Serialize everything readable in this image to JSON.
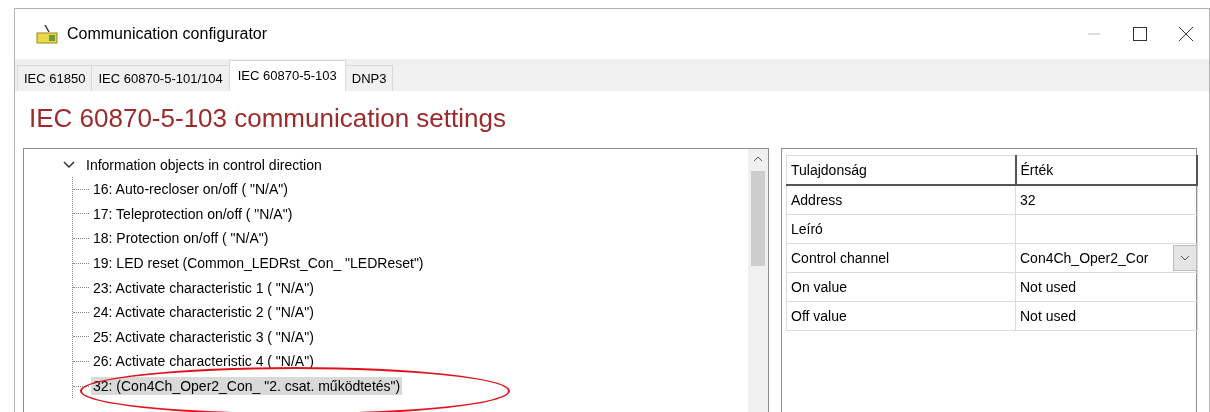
{
  "window": {
    "title": "Communication configurator"
  },
  "tabs": [
    {
      "label": "IEC 61850",
      "selected": false
    },
    {
      "label": "IEC 60870-5-101/104",
      "selected": false
    },
    {
      "label": "IEC 60870-5-103",
      "selected": true
    },
    {
      "label": "DNP3",
      "selected": false
    }
  ],
  "heading": "IEC 60870-5-103 communication settings",
  "tree": {
    "label": "Information objects in control direction",
    "expanded": true,
    "children": [
      {
        "label": "16: Auto-recloser on/off ( \"N/A\")",
        "selected": false
      },
      {
        "label": "17: Teleprotection on/off ( \"N/A\")",
        "selected": false
      },
      {
        "label": "18: Protection on/off ( \"N/A\")",
        "selected": false
      },
      {
        "label": "19: LED reset (Common_LEDRst_Con_ \"LEDReset\")",
        "selected": false
      },
      {
        "label": "23: Activate characteristic 1 ( \"N/A\")",
        "selected": false
      },
      {
        "label": "24: Activate characteristic 2 ( \"N/A\")",
        "selected": false
      },
      {
        "label": "25: Activate characteristic 3 ( \"N/A\")",
        "selected": false
      },
      {
        "label": "26: Activate characteristic 4 ( \"N/A\")",
        "selected": false
      },
      {
        "label": "32:  (Con4Ch_Oper2_Con_ \"2. csat. működtetés\")",
        "selected": true
      }
    ]
  },
  "properties": {
    "columns": [
      "Tulajdonság",
      "Érték"
    ],
    "rows": [
      {
        "name": "Address",
        "value": "32",
        "kind": "text"
      },
      {
        "name": "Leíró",
        "value": "",
        "kind": "text"
      },
      {
        "name": "Control channel",
        "value": "Con4Ch_Oper2_Cor",
        "kind": "dropdown"
      },
      {
        "name": "On value",
        "value": "Not used",
        "kind": "text"
      },
      {
        "name": "Off value",
        "value": "Not used",
        "kind": "text"
      }
    ]
  }
}
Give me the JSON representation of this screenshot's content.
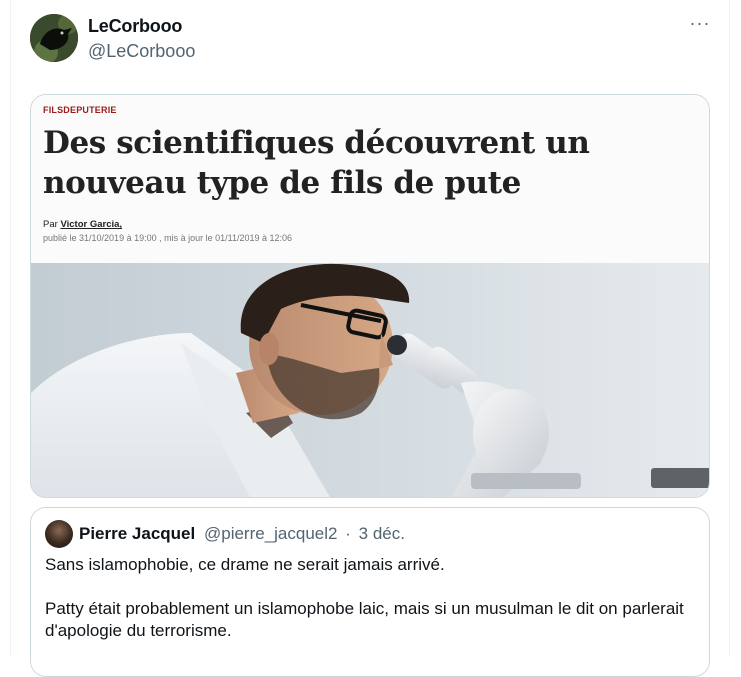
{
  "tweet": {
    "author_name": "LeCorbooo",
    "author_handle": "@LeCorbooo",
    "more_label": "···"
  },
  "article": {
    "category": "FILSDEPUTERIE",
    "title": "Des scientifiques découvrent un nouveau type de fils de pute",
    "byline_prefix": "Par",
    "byline_author": "Victor Garcia,",
    "dates": "publié le 31/10/2019 à 19:00 , mis à jour le 01/11/2019 à 12:06"
  },
  "quote": {
    "name": "Pierre Jacquel",
    "handle": "@pierre_jacquel2",
    "separator": "·",
    "date": "3 déc.",
    "paragraph_1": "Sans islamophobie, ce drame ne serait jamais arrivé.",
    "paragraph_2": "Patty était probablement un islamophobe laic, mais si un musulman le dit on parlerait d'apologie du terrorisme."
  },
  "colors": {
    "text_primary": "#0f1419",
    "text_secondary": "#536471",
    "border": "#cfd9de",
    "category_red": "#9b1b1b"
  },
  "icons": [
    "more-options-icon"
  ]
}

■ **Task statement**
Look through the records and gather every line containing "LeCorbooo".

■ **Task answer**
    "author_name": "LeCorbooo",
    "author_handle": "@LeCorbooo",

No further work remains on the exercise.